** start of Data in this exercise **

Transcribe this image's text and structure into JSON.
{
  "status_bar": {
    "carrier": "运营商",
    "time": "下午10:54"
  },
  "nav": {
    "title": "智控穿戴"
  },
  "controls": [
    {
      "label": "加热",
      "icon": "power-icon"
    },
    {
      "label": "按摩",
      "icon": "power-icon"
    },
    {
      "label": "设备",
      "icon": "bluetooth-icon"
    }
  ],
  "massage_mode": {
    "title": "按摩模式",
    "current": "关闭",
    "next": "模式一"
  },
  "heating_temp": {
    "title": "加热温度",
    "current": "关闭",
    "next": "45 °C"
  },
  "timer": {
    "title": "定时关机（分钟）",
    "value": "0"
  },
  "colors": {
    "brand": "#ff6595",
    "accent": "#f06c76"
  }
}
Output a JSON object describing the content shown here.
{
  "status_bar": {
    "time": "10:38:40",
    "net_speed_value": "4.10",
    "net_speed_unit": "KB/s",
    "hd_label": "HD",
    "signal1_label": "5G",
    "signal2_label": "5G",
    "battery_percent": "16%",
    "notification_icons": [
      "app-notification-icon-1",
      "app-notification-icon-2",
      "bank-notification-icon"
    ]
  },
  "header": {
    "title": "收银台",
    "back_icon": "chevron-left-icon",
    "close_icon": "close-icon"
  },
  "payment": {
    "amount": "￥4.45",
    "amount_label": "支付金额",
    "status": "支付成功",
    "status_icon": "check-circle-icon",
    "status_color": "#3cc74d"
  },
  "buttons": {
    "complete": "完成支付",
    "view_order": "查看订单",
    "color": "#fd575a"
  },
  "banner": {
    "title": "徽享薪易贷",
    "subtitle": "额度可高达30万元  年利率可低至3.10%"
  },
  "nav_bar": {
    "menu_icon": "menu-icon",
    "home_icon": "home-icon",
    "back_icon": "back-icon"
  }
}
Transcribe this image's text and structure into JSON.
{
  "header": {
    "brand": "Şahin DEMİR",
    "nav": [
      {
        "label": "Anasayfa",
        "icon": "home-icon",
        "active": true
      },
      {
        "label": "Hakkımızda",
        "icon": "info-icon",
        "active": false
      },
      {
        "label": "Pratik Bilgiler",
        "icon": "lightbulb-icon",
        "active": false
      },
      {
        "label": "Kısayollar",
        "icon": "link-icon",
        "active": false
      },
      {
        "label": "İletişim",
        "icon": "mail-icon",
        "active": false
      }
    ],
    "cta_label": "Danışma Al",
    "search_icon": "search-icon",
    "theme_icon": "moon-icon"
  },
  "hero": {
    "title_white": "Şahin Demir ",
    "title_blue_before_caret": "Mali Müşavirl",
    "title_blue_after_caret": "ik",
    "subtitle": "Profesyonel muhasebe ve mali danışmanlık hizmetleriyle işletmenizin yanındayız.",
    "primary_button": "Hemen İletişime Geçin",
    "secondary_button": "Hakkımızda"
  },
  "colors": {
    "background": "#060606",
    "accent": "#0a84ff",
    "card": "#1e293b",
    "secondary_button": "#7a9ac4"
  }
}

** end of Data in this exercise **

Stated problem:
Transcribe each record exactly. Leave nothing out.

Solution for this problem:
Transcribe this image's text and structure into JSON.
{
  "status_bar": {
    "carrier": "运营商",
    "time": "下午10:54"
  },
  "nav": {
    "title": "智控穿戴"
  },
  "controls": [
    {
      "label": "加热",
      "icon": "power-icon"
    },
    {
      "label": "按摩",
      "icon": "power-icon"
    },
    {
      "label": "设备",
      "icon": "bluetooth-icon"
    }
  ],
  "massage_mode": {
    "title": "按摩模式",
    "current": "关闭",
    "next": "模式一"
  },
  "heating_temp": {
    "title": "加热温度",
    "current": "关闭",
    "next": "45 °C"
  },
  "timer": {
    "title": "定时关机（分钟）",
    "value": "0"
  },
  "colors": {
    "brand": "#ff6595",
    "accent": "#f06c76"
  }
}
Output a JSON object describing the content shown here.
{
  "status_bar": {
    "time": "10:38:40",
    "net_speed_value": "4.10",
    "net_speed_unit": "KB/s",
    "hd_label": "HD",
    "signal1_label": "5G",
    "signal2_label": "5G",
    "battery_percent": "16%",
    "notification_icons": [
      "app-notification-icon-1",
      "app-notification-icon-2",
      "bank-notification-icon"
    ]
  },
  "header": {
    "title": "收银台",
    "back_icon": "chevron-left-icon",
    "close_icon": "close-icon"
  },
  "payment": {
    "amount": "￥4.45",
    "amount_label": "支付金额",
    "status": "支付成功",
    "status_icon": "check-circle-icon",
    "status_color": "#3cc74d"
  },
  "buttons": {
    "complete": "完成支付",
    "view_order": "查看订单",
    "color": "#fd575a"
  },
  "banner": {
    "title": "徽享薪易贷",
    "subtitle": "额度可高达30万元  年利率可低至3.10%"
  },
  "nav_bar": {
    "menu_icon": "menu-icon",
    "home_icon": "home-icon",
    "back_icon": "back-icon"
  }
}
Transcribe this image's text and structure into JSON.
{
  "header": {
    "brand": "Şahin DEMİR",
    "nav": [
      {
        "label": "Anasayfa",
        "icon": "home-icon",
        "active": true
      },
      {
        "label": "Hakkımızda",
        "icon": "info-icon",
        "active": false
      },
      {
        "label": "Pratik Bilgiler",
        "icon": "lightbulb-icon",
        "active": false
      },
      {
        "label": "Kısayollar",
        "icon": "link-icon",
        "active": false
      },
      {
        "label": "İletişim",
        "icon": "mail-icon",
        "active": false
      }
    ],
    "cta_label": "Danışma Al",
    "search_icon": "search-icon",
    "theme_icon": "moon-icon"
  },
  "hero": {
    "title_white": "Şahin Demir ",
    "title_blue_before_caret": "Mali Müşavirl",
    "title_blue_after_caret": "ik",
    "subtitle": "Profesyonel muhasebe ve mali danışmanlık hizmetleriyle işletmenizin yanındayız.",
    "primary_button": "Hemen İletişime Geçin",
    "secondary_button": "Hakkımızda"
  },
  "colors": {
    "background": "#060606",
    "accent": "#0a84ff",
    "card": "#1e293b",
    "secondary_button": "#7a9ac4"
  }
}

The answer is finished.